--- Start EXERCISE MATERIAL ---

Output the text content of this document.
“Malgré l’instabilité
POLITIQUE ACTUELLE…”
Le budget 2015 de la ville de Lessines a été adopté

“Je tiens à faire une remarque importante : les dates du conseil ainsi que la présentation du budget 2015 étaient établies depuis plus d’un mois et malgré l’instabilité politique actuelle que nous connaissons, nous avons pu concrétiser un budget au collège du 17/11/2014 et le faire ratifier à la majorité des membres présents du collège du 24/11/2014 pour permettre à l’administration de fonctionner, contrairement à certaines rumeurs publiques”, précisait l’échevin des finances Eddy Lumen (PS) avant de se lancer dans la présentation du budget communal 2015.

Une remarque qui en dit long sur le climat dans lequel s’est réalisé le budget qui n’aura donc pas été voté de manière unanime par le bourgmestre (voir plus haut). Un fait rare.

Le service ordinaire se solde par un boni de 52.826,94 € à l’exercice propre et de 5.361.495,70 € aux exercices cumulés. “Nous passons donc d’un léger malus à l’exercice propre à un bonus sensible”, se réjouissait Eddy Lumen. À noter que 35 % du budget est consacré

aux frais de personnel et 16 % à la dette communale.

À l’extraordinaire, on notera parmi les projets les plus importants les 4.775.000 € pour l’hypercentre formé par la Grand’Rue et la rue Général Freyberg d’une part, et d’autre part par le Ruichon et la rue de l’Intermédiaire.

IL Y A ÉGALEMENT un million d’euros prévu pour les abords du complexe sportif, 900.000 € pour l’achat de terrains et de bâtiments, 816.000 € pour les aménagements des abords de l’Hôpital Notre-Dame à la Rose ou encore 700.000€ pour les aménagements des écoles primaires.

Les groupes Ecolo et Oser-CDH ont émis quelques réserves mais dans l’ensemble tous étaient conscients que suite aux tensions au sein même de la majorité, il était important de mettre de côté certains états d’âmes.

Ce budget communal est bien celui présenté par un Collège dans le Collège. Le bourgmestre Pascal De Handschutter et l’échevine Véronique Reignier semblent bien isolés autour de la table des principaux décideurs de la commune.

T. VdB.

--- End EXERCISE MATERIAL ---

# [SHORT PROBLEM]
Reproduce the complete data exactly as presented above.

# [CORRECT OUTPUT]
Output the text content of this document.
“Malgré l’instabilité
POLITIQUE ACTUELLE…”
Le budget 2015 de la ville de Lessines a été adopté

“Je tiens à faire une remarque importante : les dates du conseil ainsi que la présentation du budget 2015 étaient établies depuis plus d’un mois et malgré l’instabilité politique actuelle que nous connaissons, nous avons pu concrétiser un budget au collège du 17/11/2014 et le faire ratifier à la majorité des membres présents du collège du 24/11/2014 pour permettre à l’administration de fonctionner, contrairement à certaines rumeurs publiques”, précisait l’échevin des finances Eddy Lumen (PS) avant de se lancer dans la présentation du budget communal 2015.

Une remarque qui en dit long sur le climat dans lequel s’est réalisé le budget qui n’aura donc pas été voté de manière unanime par le bourgmestre (voir plus haut). Un fait rare.

Le service ordinaire se solde par un boni de 52.826,94 € à l’exercice propre et de 5.361.495,70 € aux exercices cumulés. “Nous passons donc d’un léger malus à l’exercice propre à un bonus sensible”, se réjouissait Eddy Lumen. À noter que 35 % du budget est consacré

aux frais de personnel et 16 % à la dette communale.

À l’extraordinaire, on notera parmi les projets les plus importants les 4.775.000 € pour l’hypercentre formé par la Grand’Rue et la rue Général Freyberg d’une part, et d’autre part par le Ruichon et la rue de l’Intermédiaire.

IL Y A ÉGALEMENT un million d’euros prévu pour les abords du complexe sportif, 900.000 € pour l’achat de terrains et de bâtiments, 816.000 € pour les aménagements des abords de l’Hôpital Notre-Dame à la Rose ou encore 700.000€ pour les aménagements des écoles primaires.

Les groupes Ecolo et Oser-CDH ont émis quelques réserves mais dans l’ensemble tous étaient conscients que suite aux tensions au sein même de la majorité, il était important de mettre de côté certains états d’âmes.

Ce budget communal est bien celui présenté par un Collège dans le Collège. Le bourgmestre Pascal De Handschutter et l’échevine Véronique Reignier semblent bien isolés autour de la table des principaux décideurs de la commune.

T. VdB.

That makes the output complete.